◆ Task requirements: Gather up all lines that carry the word "this".

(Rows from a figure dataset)

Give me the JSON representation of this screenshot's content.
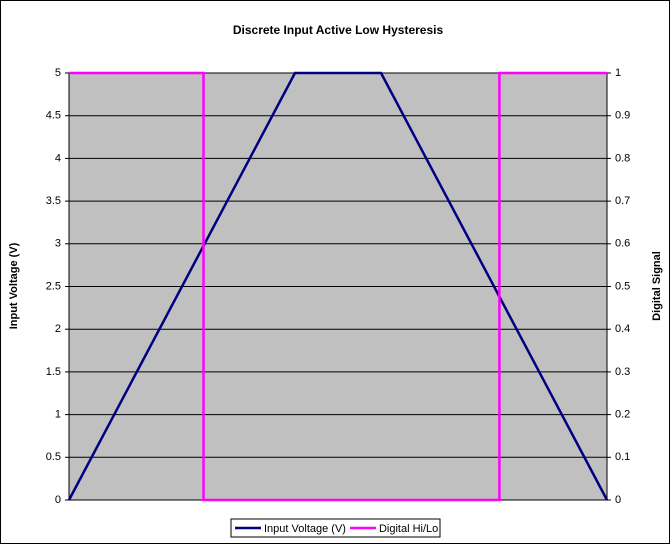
{
  "chart_data": {
    "type": "line",
    "title": "Discrete Input Active Low Hysteresis",
    "y_label": "Input Voltage (V)",
    "y2_label": "Digital Signal",
    "xlim": [
      0,
      100
    ],
    "ylim": [
      0,
      5
    ],
    "yticks": [
      0,
      0.5,
      1,
      1.5,
      2,
      2.5,
      3,
      3.5,
      4,
      4.5,
      5
    ],
    "y2lim": [
      0,
      1
    ],
    "y2ticks": [
      0,
      0.1,
      0.2,
      0.3,
      0.4,
      0.5,
      0.6,
      0.7,
      0.8,
      0.9,
      1
    ],
    "grid": true,
    "legend": "bottom",
    "series": [
      {
        "name": "Input Voltage (V)",
        "color": "#000080",
        "x": [
          0,
          42,
          58,
          100
        ],
        "values": [
          0,
          5,
          5,
          0
        ]
      },
      {
        "name": "Digital Hi/Lo",
        "color": "#ff00ff",
        "axis": "y2",
        "x": [
          0,
          25,
          25,
          80,
          80,
          100
        ],
        "values": [
          1,
          1,
          0,
          0,
          1,
          1
        ]
      }
    ]
  }
}
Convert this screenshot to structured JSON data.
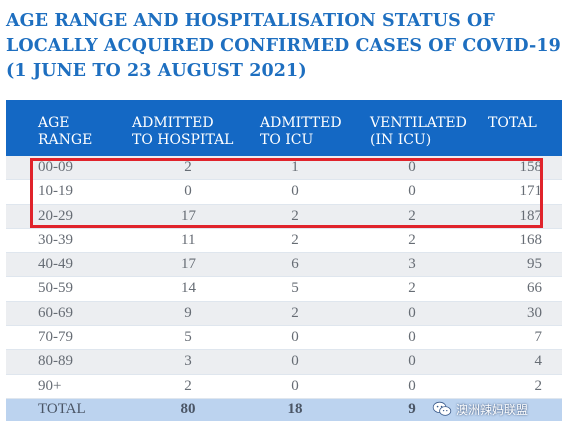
{
  "title": {
    "line1": "AGE RANGE AND HOSPITALISATION STATUS OF",
    "line2": "LOCALLY ACQUIRED CONFIRMED CASES OF COVID-19",
    "line3": "(1 JUNE TO 23 AUGUST 2021)"
  },
  "table": {
    "headers": [
      [
        "AGE",
        "RANGE"
      ],
      [
        "ADMITTED",
        "TO HOSPITAL"
      ],
      [
        "ADMITTED",
        "TO ICU"
      ],
      [
        "VENTILATED",
        "(IN ICU)"
      ],
      [
        "",
        "TOTAL"
      ]
    ],
    "rows": [
      [
        "00-09",
        "2",
        "1",
        "0",
        "158"
      ],
      [
        "10-19",
        "0",
        "0",
        "0",
        "171"
      ],
      [
        "20-29",
        "17",
        "2",
        "2",
        "187"
      ],
      [
        "30-39",
        "11",
        "2",
        "2",
        "168"
      ],
      [
        "40-49",
        "17",
        "6",
        "3",
        "95"
      ],
      [
        "50-59",
        "14",
        "5",
        "2",
        "66"
      ],
      [
        "60-69",
        "9",
        "2",
        "0",
        "30"
      ],
      [
        "70-79",
        "5",
        "0",
        "0",
        "7"
      ],
      [
        "80-89",
        "3",
        "0",
        "0",
        "4"
      ],
      [
        "90+",
        "2",
        "0",
        "0",
        "2"
      ]
    ],
    "total": [
      "TOTAL",
      "80",
      "18",
      "9",
      ""
    ]
  },
  "watermark": {
    "text": "澳洲辣妈联盟",
    "icon": "wechat-logo-icon"
  },
  "colors": {
    "title": "#1e6fc0",
    "header_bg": "#1468c4",
    "alt_row": "#eceef1",
    "total_bg": "#bcd3ef",
    "highlight": "#e0232b"
  }
}
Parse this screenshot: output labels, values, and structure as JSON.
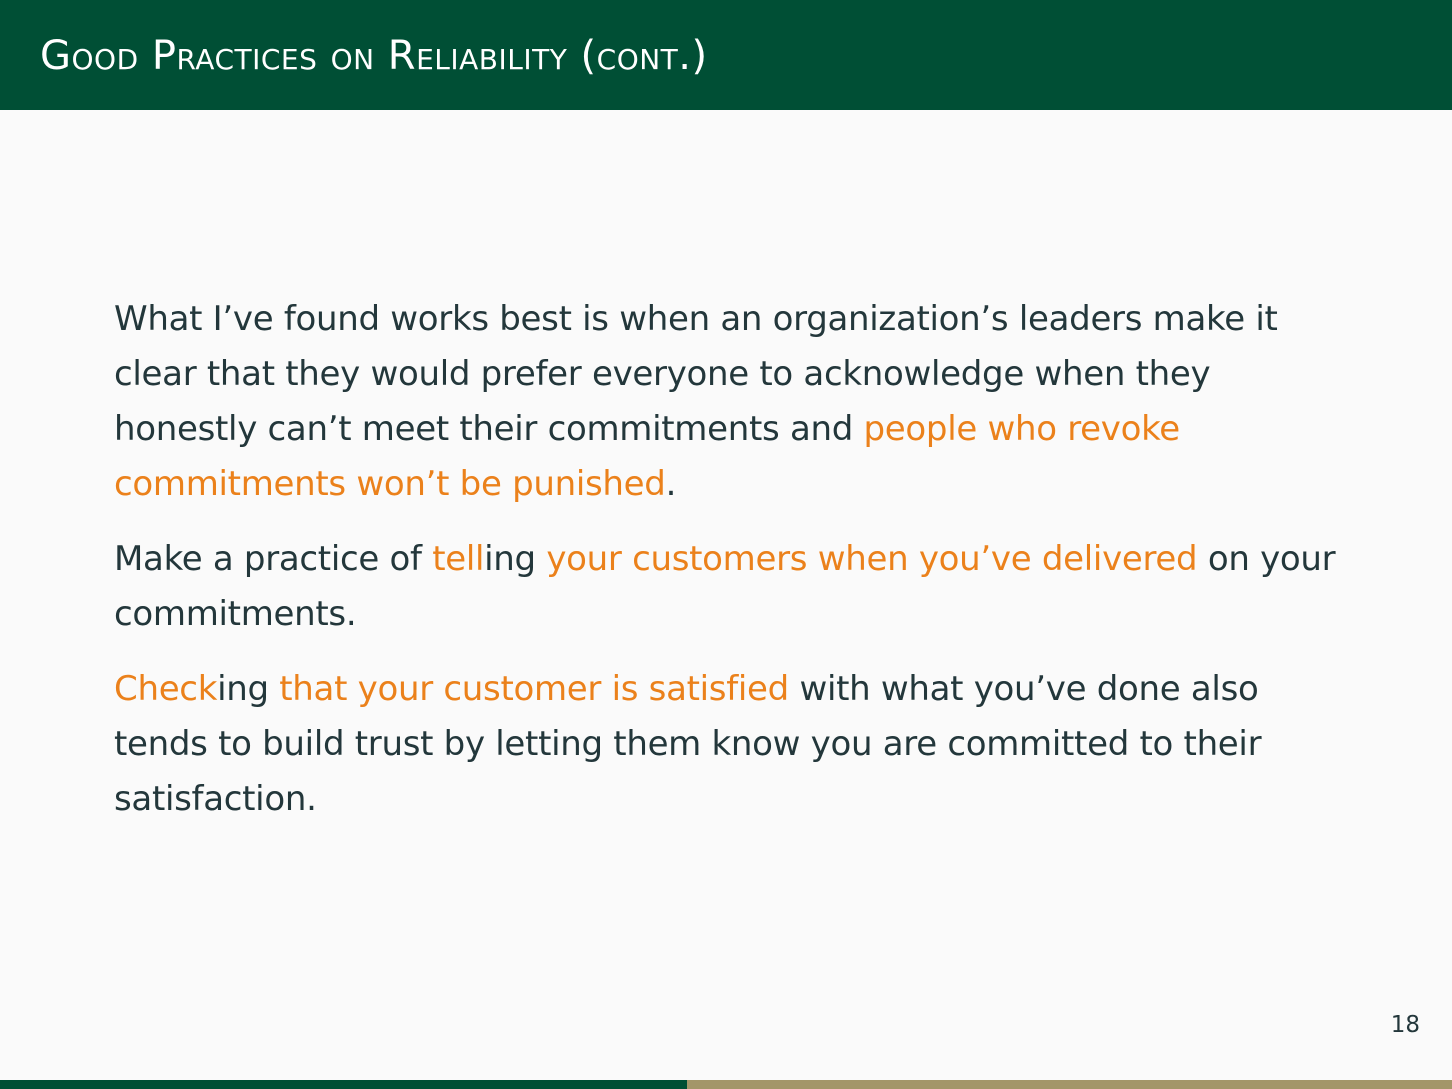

◆ Full solution:
Give me the JSON representation of this screenshot's content.
Convert this screenshot to structured JSON data.
Parse this screenshot: output labels, values, and structure as JSON.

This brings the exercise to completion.